» **TASK TO CARRY OUT**: Reproduce the records below exactly, leaving out any pictures.

» **PROVIDED MATERIAL**:
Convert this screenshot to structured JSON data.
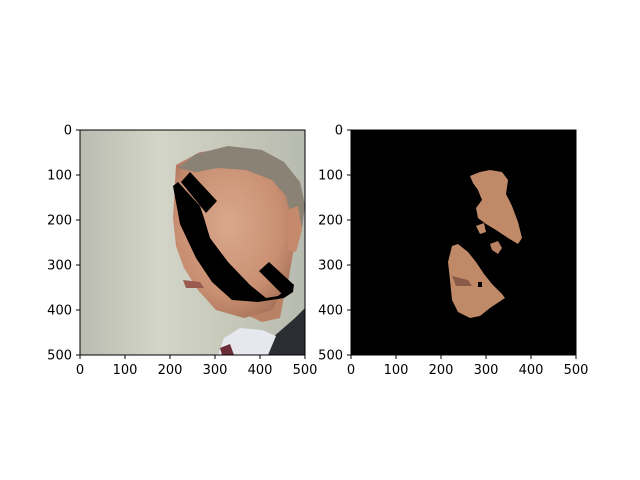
{
  "chart_data": [
    {
      "type": "image",
      "content": "photo of an older man in a suit, face partly covered by a black handset-shaped mask",
      "xlim": [
        0,
        500
      ],
      "ylim": [
        500,
        0
      ],
      "xticks": [
        "0",
        "100",
        "200",
        "300",
        "400",
        "500"
      ],
      "yticks": [
        "0",
        "100",
        "200",
        "300",
        "400",
        "500"
      ],
      "grid": false
    },
    {
      "type": "image",
      "content": "black background with only skin-colored segmented regions of the face visible",
      "xlim": [
        0,
        500
      ],
      "ylim": [
        500,
        0
      ],
      "xticks": [
        "0",
        "100",
        "200",
        "300",
        "400",
        "500"
      ],
      "yticks": [
        "0",
        "100",
        "200",
        "300",
        "400",
        "500"
      ],
      "grid": false
    }
  ]
}
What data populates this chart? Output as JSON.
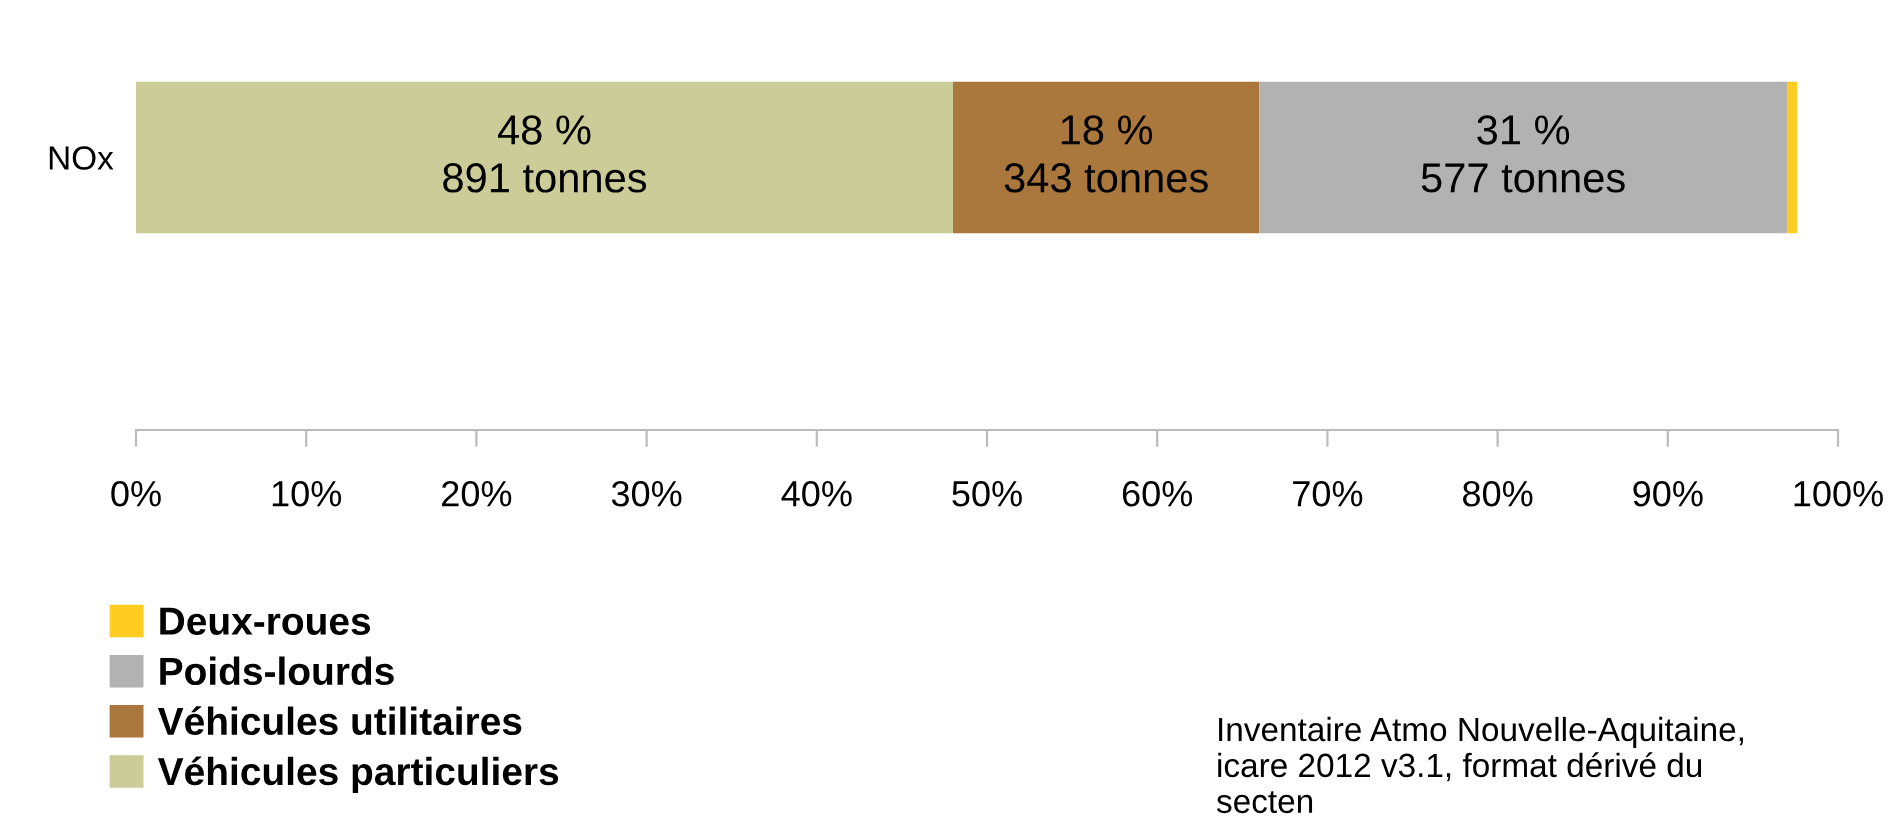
{
  "chart_data": {
    "type": "bar",
    "orientation": "horizontal",
    "stacked": true,
    "categories": [
      "NOx"
    ],
    "series": [
      {
        "name": "Véhicules particuliers",
        "color": "#cccc99",
        "values": [
          48
        ],
        "value_labels": [
          "48 %\n891 tonnes"
        ]
      },
      {
        "name": "Véhicules utilitaires",
        "color": "#aa773c",
        "values": [
          18
        ],
        "value_labels": [
          "18 %\n343 tonnes"
        ]
      },
      {
        "name": "Poids-lourds",
        "color": "#b2b2b2",
        "values": [
          31
        ],
        "value_labels": [
          "31 %\n577 tonnes"
        ]
      },
      {
        "name": "Deux-roues",
        "color": "#ffcc22",
        "values": [
          0.6
        ],
        "value_labels": [
          null
        ]
      }
    ],
    "xlim": [
      0,
      100
    ],
    "xticks": [
      {
        "value": 0,
        "label": "0%"
      },
      {
        "value": 10,
        "label": "10%"
      },
      {
        "value": 20,
        "label": "20%"
      },
      {
        "value": 30,
        "label": "30%"
      },
      {
        "value": 40,
        "label": "40%"
      },
      {
        "value": 50,
        "label": "50%"
      },
      {
        "value": 60,
        "label": "60%"
      },
      {
        "value": 70,
        "label": "70%"
      },
      {
        "value": 80,
        "label": "80%"
      },
      {
        "value": 90,
        "label": "90%"
      },
      {
        "value": 100,
        "label": "100%"
      }
    ],
    "grid": false,
    "legend": "bottom left",
    "annotations": [
      "Inventaire Atmo Nouvelle-Aquitaine, icare 2012 v3.1, format dérivé du secten"
    ]
  }
}
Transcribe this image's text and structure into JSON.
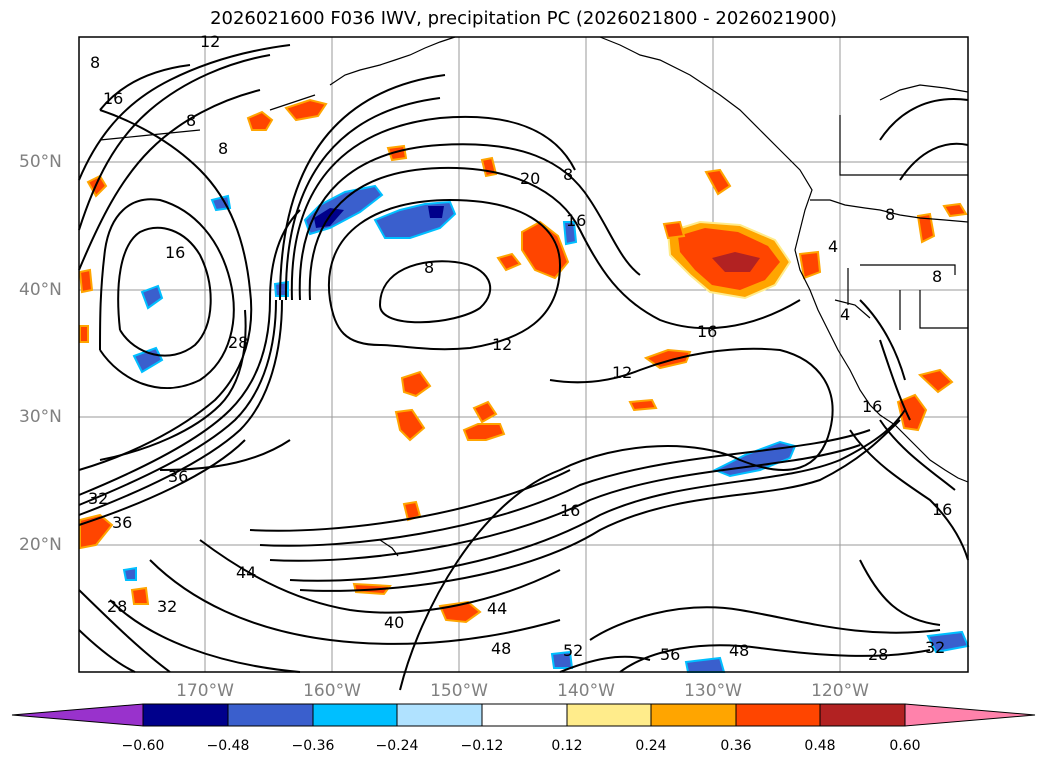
{
  "title": "2026021600 F036 IWV, precipitation PC (2026021800 - 2026021900)",
  "lat_labels": [
    "50°N",
    "40°N",
    "30°N",
    "20°N"
  ],
  "lon_labels": [
    "170°W",
    "160°W",
    "150°W",
    "140°W",
    "130°W",
    "120°W"
  ],
  "colorbar": {
    "colors": [
      "#9932cc",
      "#00008b",
      "#3a5fcd",
      "#00bfff",
      "#b0e2ff",
      "#ffffff",
      "#ffec8b",
      "#ffa500",
      "#ff4500",
      "#b22222",
      "#ff82ab"
    ],
    "tick_labels": [
      "−0.60",
      "−0.48",
      "−0.36",
      "−0.24",
      "−0.12",
      "0.12",
      "0.24",
      "0.36",
      "0.48",
      "0.60"
    ]
  },
  "contour_labels": [
    "12",
    "8",
    "16",
    "8",
    "8",
    "20",
    "8",
    "16",
    "8",
    "16",
    "12",
    "16",
    "12",
    "28",
    "36",
    "32",
    "36",
    "44",
    "28",
    "32",
    "40",
    "44",
    "48",
    "52",
    "56",
    "48",
    "28",
    "32",
    "16",
    "16",
    "4",
    "8",
    "16",
    "8",
    "4"
  ]
}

» **COMPLETED TASK**:
Convert this screenshot to structured JSON data.
{
  "chart_data": [
    {
      "type": "image",
      "content": "photo of an older man in a suit, face partly covered by a black handset-shaped mask",
      "xlim": [
        0,
        500
      ],
      "ylim": [
        500,
        0
      ],
      "xticks": [
        "0",
        "100",
        "200",
        "300",
        "400",
        "500"
      ],
      "yticks": [
        "0",
        "100",
        "200",
        "300",
        "400",
        "500"
      ],
      "grid": false
    },
    {
      "type": "image",
      "content": "black background with only skin-colored segmented regions of the face visible",
      "xlim": [
        0,
        500
      ],
      "ylim": [
        500,
        0
      ],
      "xticks": [
        "0",
        "100",
        "200",
        "300",
        "400",
        "500"
      ],
      "yticks": [
        "0",
        "100",
        "200",
        "300",
        "400",
        "500"
      ],
      "grid": false
    }
  ]
}
What data populates this chart? Output as JSON.
{
  "chart_data": {
    "type": "bar",
    "orientation": "horizontal",
    "stacked": true,
    "categories": [
      "NOx"
    ],
    "series": [
      {
        "name": "Véhicules particuliers",
        "color": "#cccc99",
        "values": [
          48
        ],
        "value_labels": [
          "48 %\n891 tonnes"
        ]
      },
      {
        "name": "Véhicules utilitaires",
        "color": "#aa773c",
        "values": [
          18
        ],
        "value_labels": [
          "18 %\n343 tonnes"
        ]
      },
      {
        "name": "Poids-lourds",
        "color": "#b2b2b2",
        "values": [
          31
        ],
        "value_labels": [
          "31 %\n577 tonnes"
        ]
      },
      {
        "name": "Deux-roues",
        "color": "#ffcc22",
        "values": [
          0.6
        ],
        "value_labels": [
          null
        ]
      }
    ],
    "xlim": [
      0,
      100
    ],
    "xticks": [
      {
        "value": 0,
        "label": "0%"
      },
      {
        "value": 10,
        "label": "10%"
      },
      {
        "value": 20,
        "label": "20%"
      },
      {
        "value": 30,
        "label": "30%"
      },
      {
        "value": 40,
        "label": "40%"
      },
      {
        "value": 50,
        "label": "50%"
      },
      {
        "value": 60,
        "label": "60%"
      },
      {
        "value": 70,
        "label": "70%"
      },
      {
        "value": 80,
        "label": "80%"
      },
      {
        "value": 90,
        "label": "90%"
      },
      {
        "value": 100,
        "label": "100%"
      }
    ],
    "grid": false,
    "legend": "bottom left",
    "annotations": [
      "Inventaire Atmo Nouvelle-Aquitaine, icare 2012 v3.1, format dérivé du secten"
    ]
  }
}
Transcribe this image's text and structure into JSON.
{
  "title": "2026021600 F036 IWV, precipitation PC (2026021800 - 2026021900)",
  "lat_labels": [
    "50°N",
    "40°N",
    "30°N",
    "20°N"
  ],
  "lon_labels": [
    "170°W",
    "160°W",
    "150°W",
    "140°W",
    "130°W",
    "120°W"
  ],
  "colorbar": {
    "colors": [
      "#9932cc",
      "#00008b",
      "#3a5fcd",
      "#00bfff",
      "#b0e2ff",
      "#ffffff",
      "#ffec8b",
      "#ffa500",
      "#ff4500",
      "#b22222",
      "#ff82ab"
    ],
    "tick_labels": [
      "−0.60",
      "−0.48",
      "−0.36",
      "−0.24",
      "−0.12",
      "0.12",
      "0.24",
      "0.36",
      "0.48",
      "0.60"
    ]
  },
  "contour_labels": [
    "12",
    "8",
    "16",
    "8",
    "8",
    "20",
    "8",
    "16",
    "8",
    "16",
    "12",
    "16",
    "12",
    "28",
    "36",
    "32",
    "36",
    "44",
    "28",
    "32",
    "40",
    "44",
    "48",
    "52",
    "56",
    "48",
    "28",
    "32",
    "16",
    "16",
    "4",
    "8",
    "16",
    "8",
    "4"
  ]
}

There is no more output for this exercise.